>> begin INFORMATION PROVIDED

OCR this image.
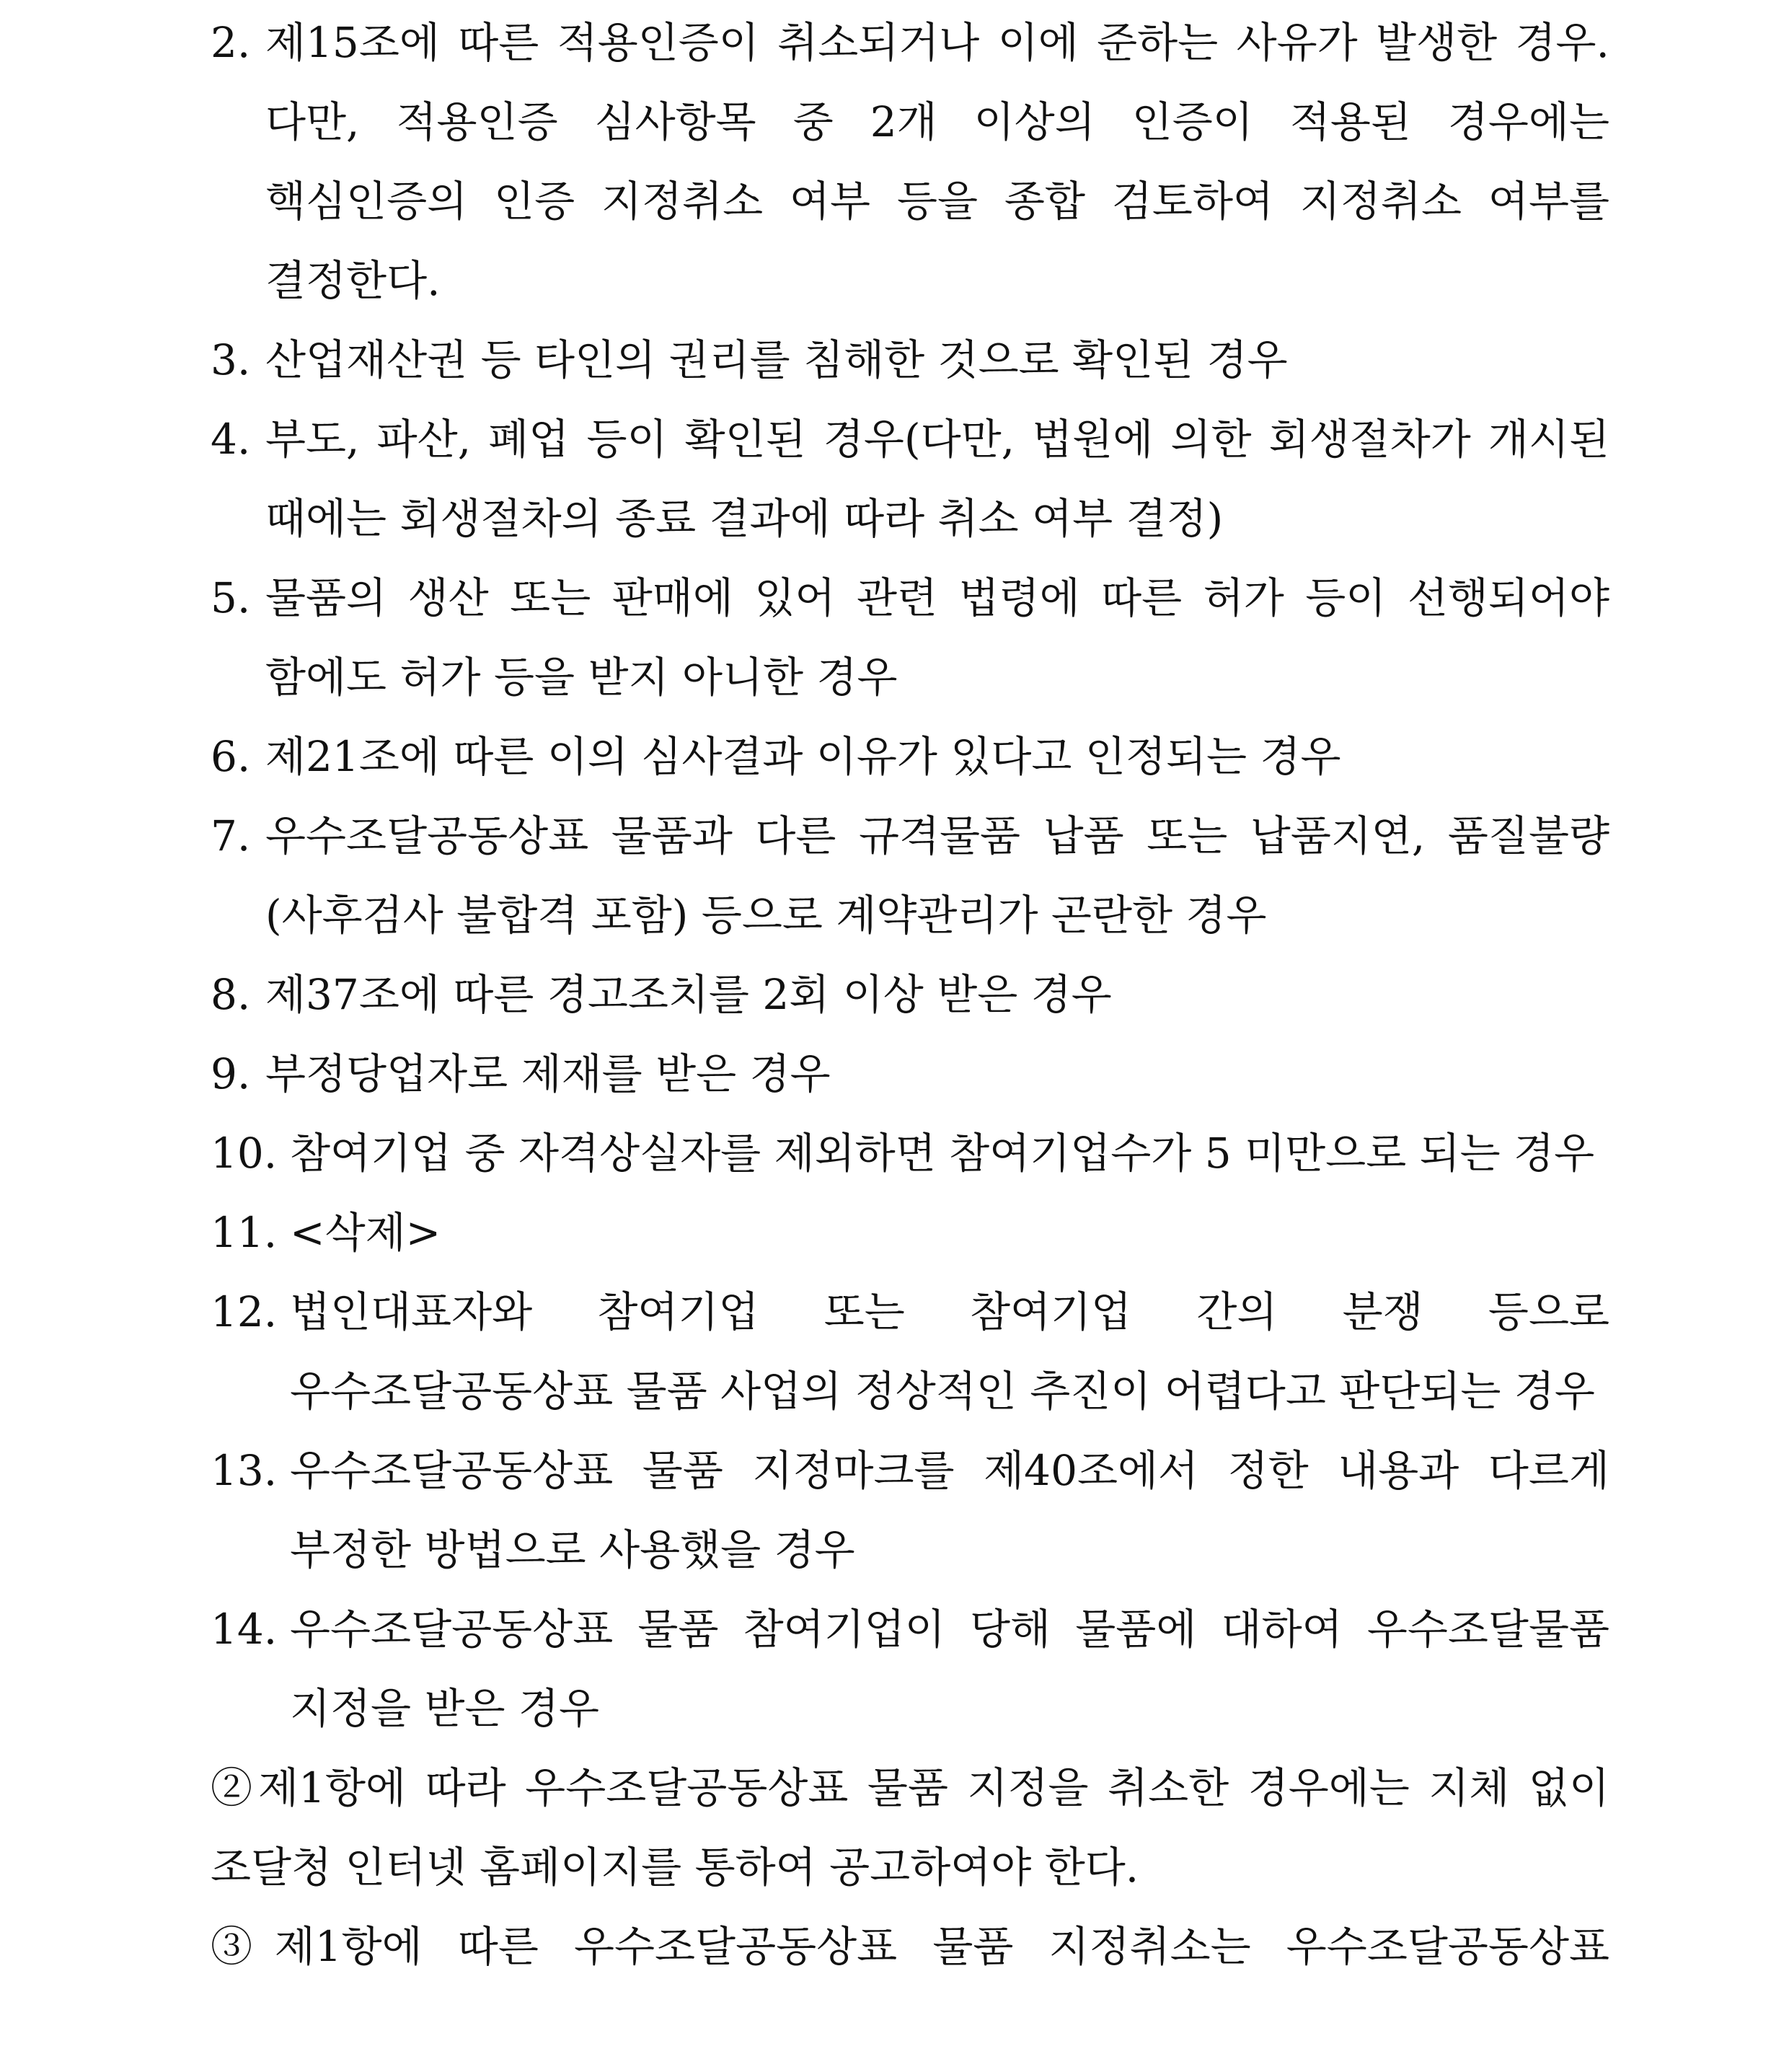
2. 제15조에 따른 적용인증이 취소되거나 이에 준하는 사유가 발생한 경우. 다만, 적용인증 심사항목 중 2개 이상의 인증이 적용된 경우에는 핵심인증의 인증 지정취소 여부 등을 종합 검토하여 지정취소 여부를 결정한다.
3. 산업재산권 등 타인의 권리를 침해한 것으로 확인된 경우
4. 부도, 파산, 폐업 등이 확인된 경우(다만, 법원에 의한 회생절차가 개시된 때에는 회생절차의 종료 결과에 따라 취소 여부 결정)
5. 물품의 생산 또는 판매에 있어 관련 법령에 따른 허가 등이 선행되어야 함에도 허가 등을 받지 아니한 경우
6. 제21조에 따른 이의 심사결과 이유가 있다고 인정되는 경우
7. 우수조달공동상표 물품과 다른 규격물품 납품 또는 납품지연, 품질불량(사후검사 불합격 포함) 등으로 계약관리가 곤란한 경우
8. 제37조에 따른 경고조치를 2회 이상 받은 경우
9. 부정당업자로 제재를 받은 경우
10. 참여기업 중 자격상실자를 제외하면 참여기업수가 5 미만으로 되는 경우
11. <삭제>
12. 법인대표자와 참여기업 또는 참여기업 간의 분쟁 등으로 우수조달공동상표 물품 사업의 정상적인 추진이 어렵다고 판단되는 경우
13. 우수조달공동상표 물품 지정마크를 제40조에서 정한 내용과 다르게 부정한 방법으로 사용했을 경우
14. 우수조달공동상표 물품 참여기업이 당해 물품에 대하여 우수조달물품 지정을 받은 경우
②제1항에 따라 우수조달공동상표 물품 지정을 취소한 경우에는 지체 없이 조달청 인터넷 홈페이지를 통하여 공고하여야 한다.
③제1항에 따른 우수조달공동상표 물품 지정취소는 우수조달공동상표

>> end INFORMATION PROVIDED

Find each line holding the word "경우에는" and copy it.

2. 제15조에 따른 적용인증이 취소되거나 이에 준하는 사유가 발생한 경우. 다만, 적용인증 심사항목 중 2개 이상의 인증이 적용된 경우에는 핵심인증의 인증 지정취소 여부 등을 종합 검토하여 지정취소 여부를 결정한다.
②제1항에 따라 우수조달공동상표 물품 지정을 취소한 경우에는 지체 없이 조달청 인터넷 홈페이지를 통하여 공고하여야 한다.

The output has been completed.